-- begin --

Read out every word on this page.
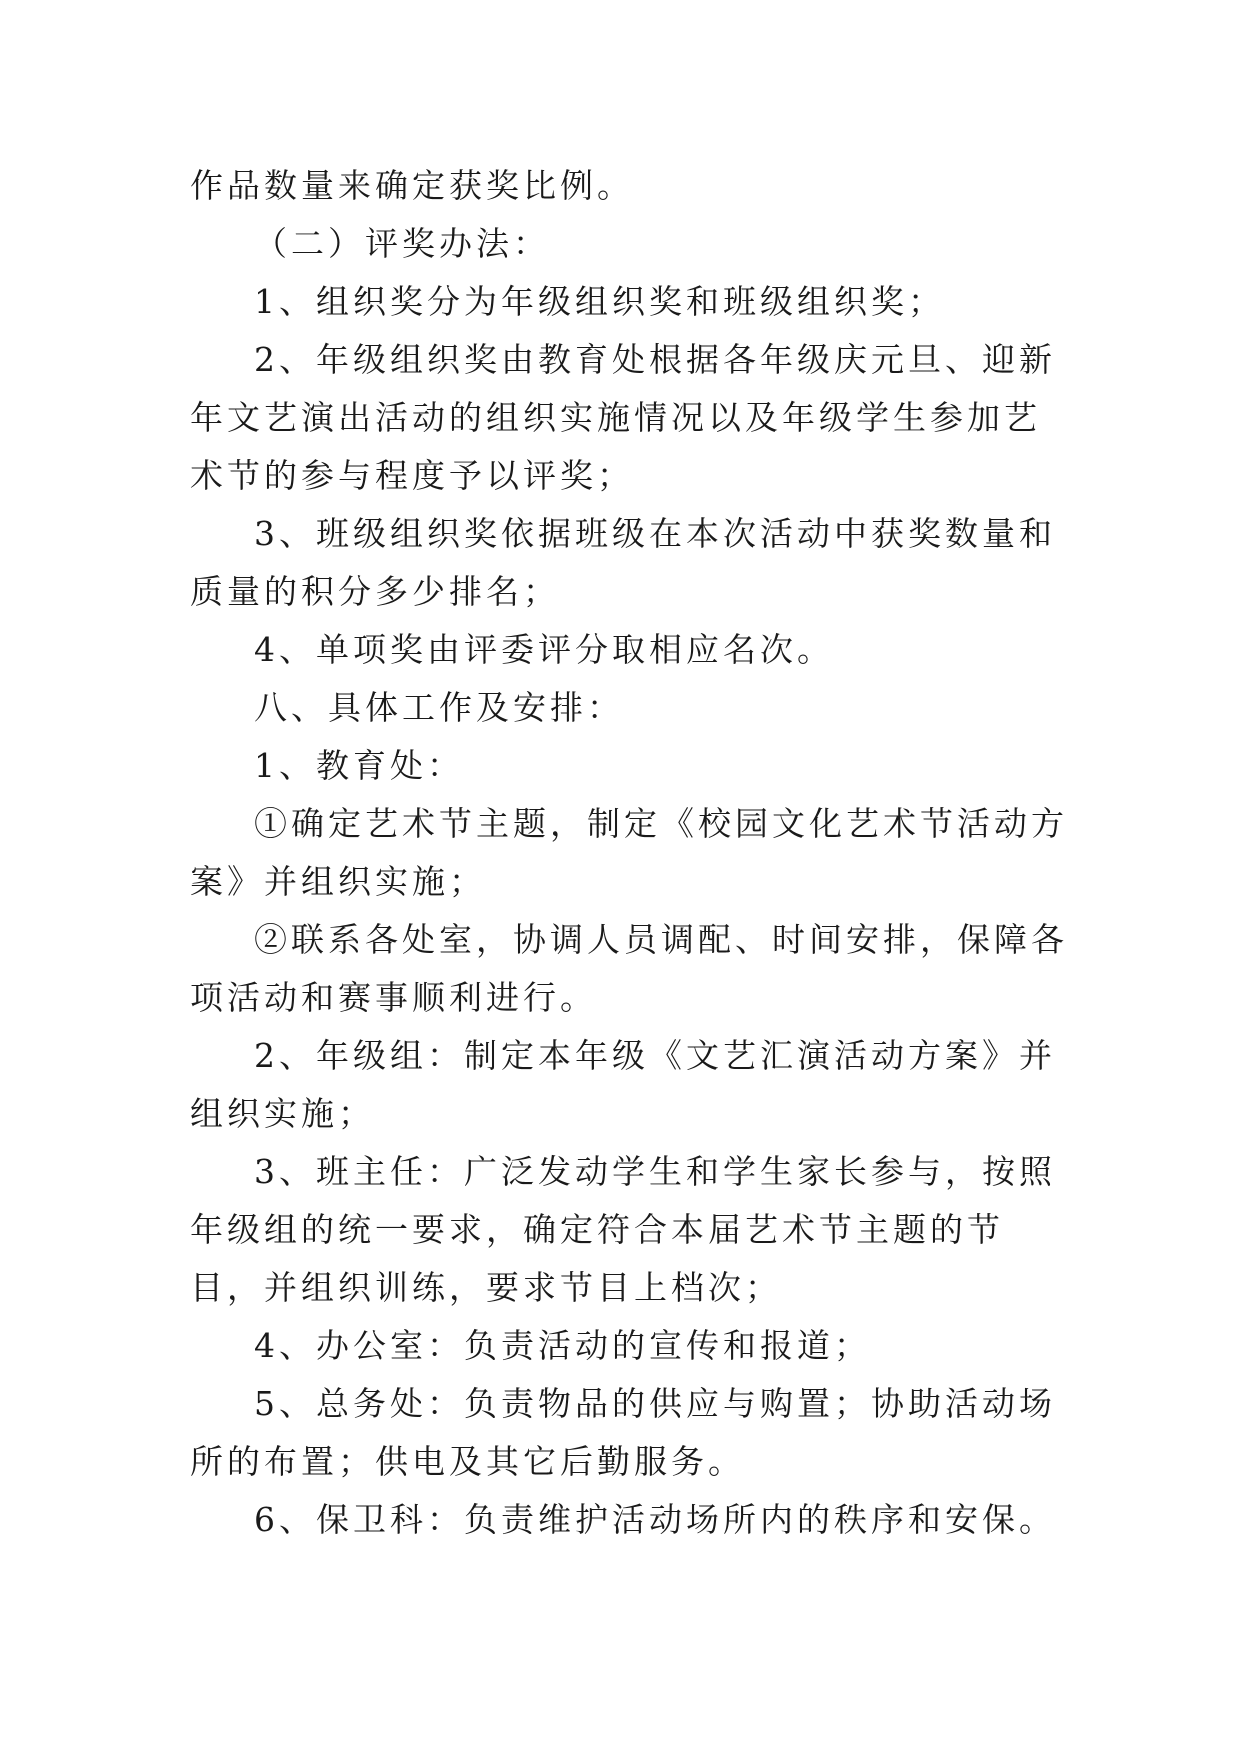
作品数量来确定获奖比例。

（二）评奖办法：

1、组织奖分为年级组织奖和班级组织奖；

2、年级组织奖由教育处根据各年级庆元旦、迎新年文艺演出活动的组织实施情况以及年级学生参加艺术节的参与程度予以评奖；

3、班级组织奖依据班级在本次活动中获奖数量和质量的积分多少排名；

4、单项奖由评委评分取相应名次。

八、具体工作及安排：

1、教育处：

①确定艺术节主题，制定《校园文化艺术节活动方案》并组织实施；

②联系各处室，协调人员调配、时间安排，保障各项活动和赛事顺利进行。

2、年级组：制定本年级《文艺汇演活动方案》并组织实施；

3、班主任：广泛发动学生和学生家长参与，按照年级组的统一要求，确定符合本届艺术节主题的节目，并组织训练，要求节目上档次；

4、办公室：负责活动的宣传和报道；

5、总务处：负责物品的供应与购置；协助活动场所的布置；供电及其它后勤服务。

6、保卫科：负责维护活动场所内的秩序和安保。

-- end --

Exercise task: Repeat all of the data above word for word, minus the pictures.

Result:
Read out every word on this page.
作品数量来确定获奖比例。

（二）评奖办法：

1、组织奖分为年级组织奖和班级组织奖；

2、年级组织奖由教育处根据各年级庆元旦、迎新年文艺演出活动的组织实施情况以及年级学生参加艺术节的参与程度予以评奖；

3、班级组织奖依据班级在本次活动中获奖数量和质量的积分多少排名；

4、单项奖由评委评分取相应名次。

八、具体工作及安排：

1、教育处：

①确定艺术节主题，制定《校园文化艺术节活动方案》并组织实施；

②联系各处室，协调人员调配、时间安排，保障各项活动和赛事顺利进行。

2、年级组：制定本年级《文艺汇演活动方案》并组织实施；

3、班主任：广泛发动学生和学生家长参与，按照年级组的统一要求，确定符合本届艺术节主题的节目，并组织训练，要求节目上档次；

4、办公室：负责活动的宣传和报道；

5、总务处：负责物品的供应与购置；协助活动场所的布置；供电及其它后勤服务。

6、保卫科：负责维护活动场所内的秩序和安保。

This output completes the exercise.